Task prompt:
How many lines of these entries hold the string "vent"? Answer with the number alone.
## begin Input
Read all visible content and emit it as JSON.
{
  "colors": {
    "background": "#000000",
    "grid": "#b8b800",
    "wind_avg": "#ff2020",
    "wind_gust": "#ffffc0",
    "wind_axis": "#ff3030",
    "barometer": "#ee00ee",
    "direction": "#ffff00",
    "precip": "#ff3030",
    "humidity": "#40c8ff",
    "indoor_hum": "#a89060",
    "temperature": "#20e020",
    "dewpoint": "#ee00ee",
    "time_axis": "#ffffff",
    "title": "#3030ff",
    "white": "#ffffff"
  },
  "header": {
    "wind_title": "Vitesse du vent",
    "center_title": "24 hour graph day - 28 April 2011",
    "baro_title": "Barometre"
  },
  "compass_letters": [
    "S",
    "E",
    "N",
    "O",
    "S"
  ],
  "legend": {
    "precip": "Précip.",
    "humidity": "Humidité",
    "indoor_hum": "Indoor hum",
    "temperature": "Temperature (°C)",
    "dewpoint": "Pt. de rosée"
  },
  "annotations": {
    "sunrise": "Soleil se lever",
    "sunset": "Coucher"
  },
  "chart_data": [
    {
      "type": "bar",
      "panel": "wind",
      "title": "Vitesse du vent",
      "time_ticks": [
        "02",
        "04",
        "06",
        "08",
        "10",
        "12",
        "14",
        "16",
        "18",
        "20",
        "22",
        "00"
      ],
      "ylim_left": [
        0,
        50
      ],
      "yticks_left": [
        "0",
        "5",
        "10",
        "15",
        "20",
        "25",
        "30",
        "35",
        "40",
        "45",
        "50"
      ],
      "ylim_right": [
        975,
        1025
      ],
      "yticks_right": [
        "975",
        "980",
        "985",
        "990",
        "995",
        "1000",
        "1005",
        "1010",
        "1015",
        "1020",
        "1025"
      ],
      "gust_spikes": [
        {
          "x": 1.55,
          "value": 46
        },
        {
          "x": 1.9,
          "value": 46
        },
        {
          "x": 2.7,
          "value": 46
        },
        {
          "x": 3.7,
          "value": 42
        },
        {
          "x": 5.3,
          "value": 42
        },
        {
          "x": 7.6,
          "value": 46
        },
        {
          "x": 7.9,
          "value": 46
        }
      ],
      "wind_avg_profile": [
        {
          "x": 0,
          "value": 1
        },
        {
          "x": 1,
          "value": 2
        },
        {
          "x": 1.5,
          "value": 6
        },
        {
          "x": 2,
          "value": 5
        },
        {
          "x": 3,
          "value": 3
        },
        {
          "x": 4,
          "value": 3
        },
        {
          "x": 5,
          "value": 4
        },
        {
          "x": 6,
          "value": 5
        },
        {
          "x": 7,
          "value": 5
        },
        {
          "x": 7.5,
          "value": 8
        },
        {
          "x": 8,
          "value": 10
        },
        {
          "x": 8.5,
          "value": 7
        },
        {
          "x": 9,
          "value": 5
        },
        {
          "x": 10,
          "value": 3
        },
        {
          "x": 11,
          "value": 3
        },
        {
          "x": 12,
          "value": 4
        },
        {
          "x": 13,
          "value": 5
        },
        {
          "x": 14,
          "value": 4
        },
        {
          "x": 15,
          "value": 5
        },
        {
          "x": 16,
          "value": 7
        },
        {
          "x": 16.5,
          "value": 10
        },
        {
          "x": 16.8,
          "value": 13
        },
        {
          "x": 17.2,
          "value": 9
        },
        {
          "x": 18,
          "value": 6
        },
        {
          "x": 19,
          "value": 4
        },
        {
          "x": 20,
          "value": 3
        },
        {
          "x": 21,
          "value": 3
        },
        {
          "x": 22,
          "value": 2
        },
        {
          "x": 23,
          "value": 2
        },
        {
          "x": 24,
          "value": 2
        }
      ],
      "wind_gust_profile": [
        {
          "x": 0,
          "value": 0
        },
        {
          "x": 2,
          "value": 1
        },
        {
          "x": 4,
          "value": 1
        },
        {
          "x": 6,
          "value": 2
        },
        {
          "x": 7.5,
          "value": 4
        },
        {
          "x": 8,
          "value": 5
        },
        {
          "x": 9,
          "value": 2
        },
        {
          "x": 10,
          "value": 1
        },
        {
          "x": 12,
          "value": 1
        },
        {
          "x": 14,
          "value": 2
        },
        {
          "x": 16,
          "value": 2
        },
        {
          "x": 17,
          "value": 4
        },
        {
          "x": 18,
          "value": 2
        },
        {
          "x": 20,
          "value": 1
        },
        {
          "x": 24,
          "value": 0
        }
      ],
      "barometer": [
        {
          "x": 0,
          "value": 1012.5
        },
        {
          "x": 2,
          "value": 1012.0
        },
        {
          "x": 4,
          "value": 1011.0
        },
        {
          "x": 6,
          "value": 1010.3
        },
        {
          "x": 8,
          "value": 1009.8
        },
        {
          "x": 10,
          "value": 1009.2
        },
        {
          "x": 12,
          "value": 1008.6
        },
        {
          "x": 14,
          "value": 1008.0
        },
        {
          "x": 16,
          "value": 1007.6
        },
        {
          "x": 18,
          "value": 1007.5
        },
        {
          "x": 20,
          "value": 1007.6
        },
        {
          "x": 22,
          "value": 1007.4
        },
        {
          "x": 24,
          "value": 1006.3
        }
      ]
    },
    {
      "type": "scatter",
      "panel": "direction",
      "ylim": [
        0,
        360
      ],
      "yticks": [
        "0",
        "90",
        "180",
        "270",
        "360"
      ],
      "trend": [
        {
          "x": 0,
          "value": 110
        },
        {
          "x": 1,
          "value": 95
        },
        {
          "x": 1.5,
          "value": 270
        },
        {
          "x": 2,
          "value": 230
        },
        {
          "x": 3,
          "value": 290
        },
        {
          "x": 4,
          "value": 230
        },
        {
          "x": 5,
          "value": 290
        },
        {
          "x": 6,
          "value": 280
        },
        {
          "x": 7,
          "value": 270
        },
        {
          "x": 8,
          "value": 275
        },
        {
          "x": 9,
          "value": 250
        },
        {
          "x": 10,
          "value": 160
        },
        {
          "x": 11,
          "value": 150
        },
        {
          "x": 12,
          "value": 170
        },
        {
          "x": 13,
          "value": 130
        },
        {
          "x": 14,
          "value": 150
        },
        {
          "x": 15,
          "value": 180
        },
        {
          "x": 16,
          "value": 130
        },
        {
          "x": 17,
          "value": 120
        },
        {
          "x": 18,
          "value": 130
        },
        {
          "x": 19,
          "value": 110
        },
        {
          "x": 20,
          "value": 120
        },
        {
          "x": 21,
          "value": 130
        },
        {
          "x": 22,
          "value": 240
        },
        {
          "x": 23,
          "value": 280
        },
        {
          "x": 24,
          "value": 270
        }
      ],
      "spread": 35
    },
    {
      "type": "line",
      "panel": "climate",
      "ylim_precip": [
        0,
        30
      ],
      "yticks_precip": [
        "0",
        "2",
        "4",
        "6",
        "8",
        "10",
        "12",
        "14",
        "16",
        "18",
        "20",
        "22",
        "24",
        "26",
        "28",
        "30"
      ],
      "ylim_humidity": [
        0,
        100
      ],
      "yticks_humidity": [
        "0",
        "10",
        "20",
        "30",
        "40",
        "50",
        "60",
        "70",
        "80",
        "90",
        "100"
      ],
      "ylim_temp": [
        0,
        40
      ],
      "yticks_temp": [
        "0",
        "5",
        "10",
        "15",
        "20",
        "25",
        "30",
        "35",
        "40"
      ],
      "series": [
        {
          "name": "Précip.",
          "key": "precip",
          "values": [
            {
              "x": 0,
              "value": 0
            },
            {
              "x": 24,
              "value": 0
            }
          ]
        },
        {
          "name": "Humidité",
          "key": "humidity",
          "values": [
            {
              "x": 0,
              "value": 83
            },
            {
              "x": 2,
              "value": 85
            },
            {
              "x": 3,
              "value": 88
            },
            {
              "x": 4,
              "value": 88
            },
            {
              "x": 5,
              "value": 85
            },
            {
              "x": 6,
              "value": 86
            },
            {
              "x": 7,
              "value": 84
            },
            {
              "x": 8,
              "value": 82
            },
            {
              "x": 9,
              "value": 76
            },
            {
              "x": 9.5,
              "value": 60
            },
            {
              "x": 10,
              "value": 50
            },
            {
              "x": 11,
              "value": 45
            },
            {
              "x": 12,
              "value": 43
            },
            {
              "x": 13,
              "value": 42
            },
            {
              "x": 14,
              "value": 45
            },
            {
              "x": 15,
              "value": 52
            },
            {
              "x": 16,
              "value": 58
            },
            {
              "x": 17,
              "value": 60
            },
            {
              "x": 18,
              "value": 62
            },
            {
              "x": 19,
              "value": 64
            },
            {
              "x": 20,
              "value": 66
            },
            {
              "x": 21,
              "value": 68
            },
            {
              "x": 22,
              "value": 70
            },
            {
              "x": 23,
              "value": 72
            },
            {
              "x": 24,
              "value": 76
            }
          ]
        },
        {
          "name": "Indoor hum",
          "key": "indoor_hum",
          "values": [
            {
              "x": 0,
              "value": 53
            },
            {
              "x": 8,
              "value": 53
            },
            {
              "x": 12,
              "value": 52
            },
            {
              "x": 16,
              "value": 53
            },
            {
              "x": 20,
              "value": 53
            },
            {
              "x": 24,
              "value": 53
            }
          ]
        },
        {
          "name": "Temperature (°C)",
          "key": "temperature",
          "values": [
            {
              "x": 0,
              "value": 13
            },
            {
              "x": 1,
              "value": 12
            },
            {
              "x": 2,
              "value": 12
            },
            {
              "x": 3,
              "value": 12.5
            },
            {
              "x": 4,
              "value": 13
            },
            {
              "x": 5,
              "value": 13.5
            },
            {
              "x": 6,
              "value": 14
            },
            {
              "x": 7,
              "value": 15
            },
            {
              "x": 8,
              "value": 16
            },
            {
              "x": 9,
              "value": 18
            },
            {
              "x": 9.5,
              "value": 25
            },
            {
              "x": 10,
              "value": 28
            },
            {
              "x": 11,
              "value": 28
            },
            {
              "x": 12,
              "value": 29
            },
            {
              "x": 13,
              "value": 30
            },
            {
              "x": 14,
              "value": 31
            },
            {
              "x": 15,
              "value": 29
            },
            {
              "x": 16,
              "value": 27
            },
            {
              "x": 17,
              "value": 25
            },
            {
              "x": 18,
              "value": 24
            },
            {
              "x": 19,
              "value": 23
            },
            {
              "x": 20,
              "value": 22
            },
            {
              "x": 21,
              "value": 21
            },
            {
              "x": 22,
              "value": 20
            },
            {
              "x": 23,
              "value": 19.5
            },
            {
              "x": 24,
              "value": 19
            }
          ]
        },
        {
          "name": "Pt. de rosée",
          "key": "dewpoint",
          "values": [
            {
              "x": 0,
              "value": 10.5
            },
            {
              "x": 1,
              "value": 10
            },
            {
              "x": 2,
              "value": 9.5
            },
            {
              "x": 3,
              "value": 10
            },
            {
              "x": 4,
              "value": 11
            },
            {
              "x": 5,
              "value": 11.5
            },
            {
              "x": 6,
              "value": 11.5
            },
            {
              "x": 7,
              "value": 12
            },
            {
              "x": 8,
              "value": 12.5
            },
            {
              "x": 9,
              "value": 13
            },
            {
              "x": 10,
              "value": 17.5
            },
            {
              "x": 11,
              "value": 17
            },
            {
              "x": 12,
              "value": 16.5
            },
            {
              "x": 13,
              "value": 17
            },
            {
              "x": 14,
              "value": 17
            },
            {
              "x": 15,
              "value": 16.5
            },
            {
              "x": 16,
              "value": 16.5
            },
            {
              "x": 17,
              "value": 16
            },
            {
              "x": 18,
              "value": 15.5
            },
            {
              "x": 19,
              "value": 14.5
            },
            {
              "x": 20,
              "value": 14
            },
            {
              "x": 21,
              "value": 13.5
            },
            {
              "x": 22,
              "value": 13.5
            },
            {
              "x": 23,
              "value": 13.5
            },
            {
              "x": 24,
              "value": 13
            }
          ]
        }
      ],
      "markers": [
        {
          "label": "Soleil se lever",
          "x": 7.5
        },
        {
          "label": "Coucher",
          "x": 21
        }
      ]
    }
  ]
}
## end Input
The output:
2